### [Source records]
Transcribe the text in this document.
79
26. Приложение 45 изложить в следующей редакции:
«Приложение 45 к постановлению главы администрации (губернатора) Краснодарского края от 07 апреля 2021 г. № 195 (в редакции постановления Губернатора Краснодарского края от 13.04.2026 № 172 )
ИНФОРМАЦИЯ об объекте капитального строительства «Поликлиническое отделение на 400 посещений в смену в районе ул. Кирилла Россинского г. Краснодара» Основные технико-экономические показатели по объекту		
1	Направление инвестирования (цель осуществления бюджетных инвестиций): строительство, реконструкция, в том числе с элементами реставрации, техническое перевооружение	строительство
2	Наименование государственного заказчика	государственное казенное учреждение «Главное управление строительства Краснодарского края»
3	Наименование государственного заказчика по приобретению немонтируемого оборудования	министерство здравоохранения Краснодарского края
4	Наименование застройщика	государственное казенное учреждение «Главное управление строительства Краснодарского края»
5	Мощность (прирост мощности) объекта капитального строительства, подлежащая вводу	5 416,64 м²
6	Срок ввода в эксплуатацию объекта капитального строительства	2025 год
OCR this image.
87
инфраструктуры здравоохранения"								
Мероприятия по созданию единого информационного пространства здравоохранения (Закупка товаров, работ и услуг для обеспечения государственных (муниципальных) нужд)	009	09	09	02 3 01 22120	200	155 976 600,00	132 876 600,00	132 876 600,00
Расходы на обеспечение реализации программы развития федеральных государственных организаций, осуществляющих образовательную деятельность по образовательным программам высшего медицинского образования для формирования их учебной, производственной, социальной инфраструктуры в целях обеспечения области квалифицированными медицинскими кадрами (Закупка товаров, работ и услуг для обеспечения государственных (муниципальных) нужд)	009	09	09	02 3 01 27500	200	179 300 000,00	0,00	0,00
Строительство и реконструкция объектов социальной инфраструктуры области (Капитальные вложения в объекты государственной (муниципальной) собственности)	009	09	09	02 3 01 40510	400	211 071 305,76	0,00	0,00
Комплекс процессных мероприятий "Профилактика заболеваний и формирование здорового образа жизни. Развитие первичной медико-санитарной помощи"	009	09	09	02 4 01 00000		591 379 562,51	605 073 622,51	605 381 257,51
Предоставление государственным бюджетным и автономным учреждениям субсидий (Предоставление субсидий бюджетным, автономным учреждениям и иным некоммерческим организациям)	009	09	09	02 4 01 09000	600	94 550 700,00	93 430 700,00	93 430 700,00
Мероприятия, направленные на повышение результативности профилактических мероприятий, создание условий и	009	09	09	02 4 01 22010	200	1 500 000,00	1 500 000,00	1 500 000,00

### [Exercise prompt]
Your output consists solely of the lines from the one with "OCR this image." through the last line, copied exactly.

### [Full answer]
OCR this image.
87
инфраструктуры здравоохранения"								
Мероприятия по созданию единого информационного пространства здравоохранения (Закупка товаров, работ и услуг для обеспечения государственных (муниципальных) нужд)	009	09	09	02 3 01 22120	200	155 976 600,00	132 876 600,00	132 876 600,00
Расходы на обеспечение реализации программы развития федеральных государственных организаций, осуществляющих образовательную деятельность по образовательным программам высшего медицинского образования для формирования их учебной, производственной, социальной инфраструктуры в целях обеспечения области квалифицированными медицинскими кадрами (Закупка товаров, работ и услуг для обеспечения государственных (муниципальных) нужд)	009	09	09	02 3 01 27500	200	179 300 000,00	0,00	0,00
Строительство и реконструкция объектов социальной инфраструктуры области (Капитальные вложения в объекты государственной (муниципальной) собственности)	009	09	09	02 3 01 40510	400	211 071 305,76	0,00	0,00
Комплекс процессных мероприятий "Профилактика заболеваний и формирование здорового образа жизни. Развитие первичной медико-санитарной помощи"	009	09	09	02 4 01 00000		591 379 562,51	605 073 622,51	605 381 257,51
Предоставление государственным бюджетным и автономным учреждениям субсидий (Предоставление субсидий бюджетным, автономным учреждениям и иным некоммерческим организациям)	009	09	09	02 4 01 09000	600	94 550 700,00	93 430 700,00	93 430 700,00
Мероприятия, направленные на повышение результативности профилактических мероприятий, создание условий и	009	09	09	02 4 01 22010	200	1 500 000,00	1 500 000,00	1 500 000,00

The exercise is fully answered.